- [Requirements]: Reproduce each line of the material precisely.

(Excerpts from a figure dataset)
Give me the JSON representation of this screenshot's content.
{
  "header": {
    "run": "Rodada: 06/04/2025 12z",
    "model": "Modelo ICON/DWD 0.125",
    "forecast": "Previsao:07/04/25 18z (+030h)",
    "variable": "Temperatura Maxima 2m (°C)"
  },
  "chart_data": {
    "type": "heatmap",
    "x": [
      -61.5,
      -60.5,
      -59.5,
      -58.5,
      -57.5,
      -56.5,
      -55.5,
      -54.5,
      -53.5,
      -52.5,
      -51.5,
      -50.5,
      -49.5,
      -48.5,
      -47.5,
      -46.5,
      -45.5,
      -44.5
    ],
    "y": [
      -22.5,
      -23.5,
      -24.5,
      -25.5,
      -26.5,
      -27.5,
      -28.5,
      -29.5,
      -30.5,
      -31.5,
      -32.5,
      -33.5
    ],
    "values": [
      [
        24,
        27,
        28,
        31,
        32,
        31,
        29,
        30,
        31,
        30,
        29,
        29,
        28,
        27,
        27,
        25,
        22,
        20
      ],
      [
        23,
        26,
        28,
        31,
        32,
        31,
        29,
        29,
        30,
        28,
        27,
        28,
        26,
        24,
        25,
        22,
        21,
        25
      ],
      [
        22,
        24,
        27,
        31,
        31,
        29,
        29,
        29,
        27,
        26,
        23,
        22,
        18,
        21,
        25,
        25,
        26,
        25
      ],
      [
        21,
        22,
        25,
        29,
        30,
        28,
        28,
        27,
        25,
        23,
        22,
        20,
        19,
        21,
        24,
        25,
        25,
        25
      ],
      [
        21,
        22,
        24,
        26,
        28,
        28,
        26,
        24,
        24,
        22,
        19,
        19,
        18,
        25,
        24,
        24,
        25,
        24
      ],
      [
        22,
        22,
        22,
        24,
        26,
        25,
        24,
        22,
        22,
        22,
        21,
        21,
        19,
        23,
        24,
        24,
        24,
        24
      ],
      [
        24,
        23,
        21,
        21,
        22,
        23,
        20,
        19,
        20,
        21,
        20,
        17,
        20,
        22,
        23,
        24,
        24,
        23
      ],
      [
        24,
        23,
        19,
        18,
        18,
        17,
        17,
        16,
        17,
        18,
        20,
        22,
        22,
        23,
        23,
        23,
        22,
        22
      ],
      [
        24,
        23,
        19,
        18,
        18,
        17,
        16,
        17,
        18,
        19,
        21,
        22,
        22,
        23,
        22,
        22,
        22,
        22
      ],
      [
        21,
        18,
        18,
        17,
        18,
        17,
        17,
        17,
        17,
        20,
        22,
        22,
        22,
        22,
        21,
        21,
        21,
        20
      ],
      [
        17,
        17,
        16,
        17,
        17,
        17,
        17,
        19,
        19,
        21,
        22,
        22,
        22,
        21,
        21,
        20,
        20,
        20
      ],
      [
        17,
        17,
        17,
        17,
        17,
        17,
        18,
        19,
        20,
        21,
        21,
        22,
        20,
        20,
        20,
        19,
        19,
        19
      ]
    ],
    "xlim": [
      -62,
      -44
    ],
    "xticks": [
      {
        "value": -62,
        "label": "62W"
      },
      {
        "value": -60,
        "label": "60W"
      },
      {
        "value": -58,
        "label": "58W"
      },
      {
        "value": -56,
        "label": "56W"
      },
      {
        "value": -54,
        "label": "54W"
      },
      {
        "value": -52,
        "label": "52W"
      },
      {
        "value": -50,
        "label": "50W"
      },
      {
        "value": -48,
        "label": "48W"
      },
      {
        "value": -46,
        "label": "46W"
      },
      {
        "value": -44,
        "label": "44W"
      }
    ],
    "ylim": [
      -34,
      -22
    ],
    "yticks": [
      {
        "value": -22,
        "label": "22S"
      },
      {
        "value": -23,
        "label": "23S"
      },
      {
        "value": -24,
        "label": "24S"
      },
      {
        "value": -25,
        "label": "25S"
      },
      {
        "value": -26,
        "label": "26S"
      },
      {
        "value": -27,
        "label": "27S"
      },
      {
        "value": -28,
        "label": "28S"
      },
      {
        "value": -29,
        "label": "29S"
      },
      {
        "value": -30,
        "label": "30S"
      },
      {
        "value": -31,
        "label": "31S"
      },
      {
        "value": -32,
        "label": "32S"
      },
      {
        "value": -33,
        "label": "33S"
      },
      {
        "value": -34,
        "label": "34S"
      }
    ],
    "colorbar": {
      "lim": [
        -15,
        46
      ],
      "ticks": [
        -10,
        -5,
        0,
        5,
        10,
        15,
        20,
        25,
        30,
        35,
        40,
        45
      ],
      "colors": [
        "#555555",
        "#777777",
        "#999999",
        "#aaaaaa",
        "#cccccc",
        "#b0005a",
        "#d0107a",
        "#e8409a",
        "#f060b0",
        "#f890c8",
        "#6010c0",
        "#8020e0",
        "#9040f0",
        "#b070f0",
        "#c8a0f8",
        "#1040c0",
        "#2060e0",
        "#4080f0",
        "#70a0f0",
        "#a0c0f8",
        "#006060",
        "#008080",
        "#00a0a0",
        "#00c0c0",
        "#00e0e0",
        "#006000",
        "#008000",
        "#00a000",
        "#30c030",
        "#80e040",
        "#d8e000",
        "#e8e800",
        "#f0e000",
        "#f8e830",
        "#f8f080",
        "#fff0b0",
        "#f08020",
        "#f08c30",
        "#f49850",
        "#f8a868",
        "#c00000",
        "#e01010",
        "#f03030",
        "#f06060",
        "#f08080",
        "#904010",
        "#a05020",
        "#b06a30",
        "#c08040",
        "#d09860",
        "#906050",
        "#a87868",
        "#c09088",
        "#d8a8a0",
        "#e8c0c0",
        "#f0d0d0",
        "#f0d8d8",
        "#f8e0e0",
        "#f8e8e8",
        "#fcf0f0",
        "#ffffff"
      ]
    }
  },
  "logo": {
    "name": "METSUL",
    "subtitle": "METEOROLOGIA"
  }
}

- [Complete response]:
Give me the JSON representation of this screenshot's content.
{
  "header": {
    "run": "Rodada: 06/04/2025 12z",
    "model": "Modelo ICON/DWD 0.125",
    "forecast": "Previsao:07/04/25 18z (+030h)",
    "variable": "Temperatura Maxima 2m (°C)"
  },
  "chart_data": {
    "type": "heatmap",
    "x": [
      -61.5,
      -60.5,
      -59.5,
      -58.5,
      -57.5,
      -56.5,
      -55.5,
      -54.5,
      -53.5,
      -52.5,
      -51.5,
      -50.5,
      -49.5,
      -48.5,
      -47.5,
      -46.5,
      -45.5,
      -44.5
    ],
    "y": [
      -22.5,
      -23.5,
      -24.5,
      -25.5,
      -26.5,
      -27.5,
      -28.5,
      -29.5,
      -30.5,
      -31.5,
      -32.5,
      -33.5
    ],
    "values": [
      [
        24,
        27,
        28,
        31,
        32,
        31,
        29,
        30,
        31,
        30,
        29,
        29,
        28,
        27,
        27,
        25,
        22,
        20
      ],
      [
        23,
        26,
        28,
        31,
        32,
        31,
        29,
        29,
        30,
        28,
        27,
        28,
        26,
        24,
        25,
        22,
        21,
        25
      ],
      [
        22,
        24,
        27,
        31,
        31,
        29,
        29,
        29,
        27,
        26,
        23,
        22,
        18,
        21,
        25,
        25,
        26,
        25
      ],
      [
        21,
        22,
        25,
        29,
        30,
        28,
        28,
        27,
        25,
        23,
        22,
        20,
        19,
        21,
        24,
        25,
        25,
        25
      ],
      [
        21,
        22,
        24,
        26,
        28,
        28,
        26,
        24,
        24,
        22,
        19,
        19,
        18,
        25,
        24,
        24,
        25,
        24
      ],
      [
        22,
        22,
        22,
        24,
        26,
        25,
        24,
        22,
        22,
        22,
        21,
        21,
        19,
        23,
        24,
        24,
        24,
        24
      ],
      [
        24,
        23,
        21,
        21,
        22,
        23,
        20,
        19,
        20,
        21,
        20,
        17,
        20,
        22,
        23,
        24,
        24,
        23
      ],
      [
        24,
        23,
        19,
        18,
        18,
        17,
        17,
        16,
        17,
        18,
        20,
        22,
        22,
        23,
        23,
        23,
        22,
        22
      ],
      [
        24,
        23,
        19,
        18,
        18,
        17,
        16,
        17,
        18,
        19,
        21,
        22,
        22,
        23,
        22,
        22,
        22,
        22
      ],
      [
        21,
        18,
        18,
        17,
        18,
        17,
        17,
        17,
        17,
        20,
        22,
        22,
        22,
        22,
        21,
        21,
        21,
        20
      ],
      [
        17,
        17,
        16,
        17,
        17,
        17,
        17,
        19,
        19,
        21,
        22,
        22,
        22,
        21,
        21,
        20,
        20,
        20
      ],
      [
        17,
        17,
        17,
        17,
        17,
        17,
        18,
        19,
        20,
        21,
        21,
        22,
        20,
        20,
        20,
        19,
        19,
        19
      ]
    ],
    "xlim": [
      -62,
      -44
    ],
    "xticks": [
      {
        "value": -62,
        "label": "62W"
      },
      {
        "value": -60,
        "label": "60W"
      },
      {
        "value": -58,
        "label": "58W"
      },
      {
        "value": -56,
        "label": "56W"
      },
      {
        "value": -54,
        "label": "54W"
      },
      {
        "value": -52,
        "label": "52W"
      },
      {
        "value": -50,
        "label": "50W"
      },
      {
        "value": -48,
        "label": "48W"
      },
      {
        "value": -46,
        "label": "46W"
      },
      {
        "value": -44,
        "label": "44W"
      }
    ],
    "ylim": [
      -34,
      -22
    ],
    "yticks": [
      {
        "value": -22,
        "label": "22S"
      },
      {
        "value": -23,
        "label": "23S"
      },
      {
        "value": -24,
        "label": "24S"
      },
      {
        "value": -25,
        "label": "25S"
      },
      {
        "value": -26,
        "label": "26S"
      },
      {
        "value": -27,
        "label": "27S"
      },
      {
        "value": -28,
        "label": "28S"
      },
      {
        "value": -29,
        "label": "29S"
      },
      {
        "value": -30,
        "label": "30S"
      },
      {
        "value": -31,
        "label": "31S"
      },
      {
        "value": -32,
        "label": "32S"
      },
      {
        "value": -33,
        "label": "33S"
      },
      {
        "value": -34,
        "label": "34S"
      }
    ],
    "colorbar": {
      "lim": [
        -15,
        46
      ],
      "ticks": [
        -10,
        -5,
        0,
        5,
        10,
        15,
        20,
        25,
        30,
        35,
        40,
        45
      ],
      "colors": [
        "#555555",
        "#777777",
        "#999999",
        "#aaaaaa",
        "#cccccc",
        "#b0005a",
        "#d0107a",
        "#e8409a",
        "#f060b0",
        "#f890c8",
        "#6010c0",
        "#8020e0",
        "#9040f0",
        "#b070f0",
        "#c8a0f8",
        "#1040c0",
        "#2060e0",
        "#4080f0",
        "#70a0f0",
        "#a0c0f8",
        "#006060",
        "#008080",
        "#00a0a0",
        "#00c0c0",
        "#00e0e0",
        "#006000",
        "#008000",
        "#00a000",
        "#30c030",
        "#80e040",
        "#d8e000",
        "#e8e800",
        "#f0e000",
        "#f8e830",
        "#f8f080",
        "#fff0b0",
        "#f08020",
        "#f08c30",
        "#f49850",
        "#f8a868",
        "#c00000",
        "#e01010",
        "#f03030",
        "#f06060",
        "#f08080",
        "#904010",
        "#a05020",
        "#b06a30",
        "#c08040",
        "#d09860",
        "#906050",
        "#a87868",
        "#c09088",
        "#d8a8a0",
        "#e8c0c0",
        "#f0d0d0",
        "#f0d8d8",
        "#f8e0e0",
        "#f8e8e8",
        "#fcf0f0",
        "#ffffff"
      ]
    }
  },
  "logo": {
    "name": "METSUL",
    "subtitle": "METEOROLOGIA"
  }
}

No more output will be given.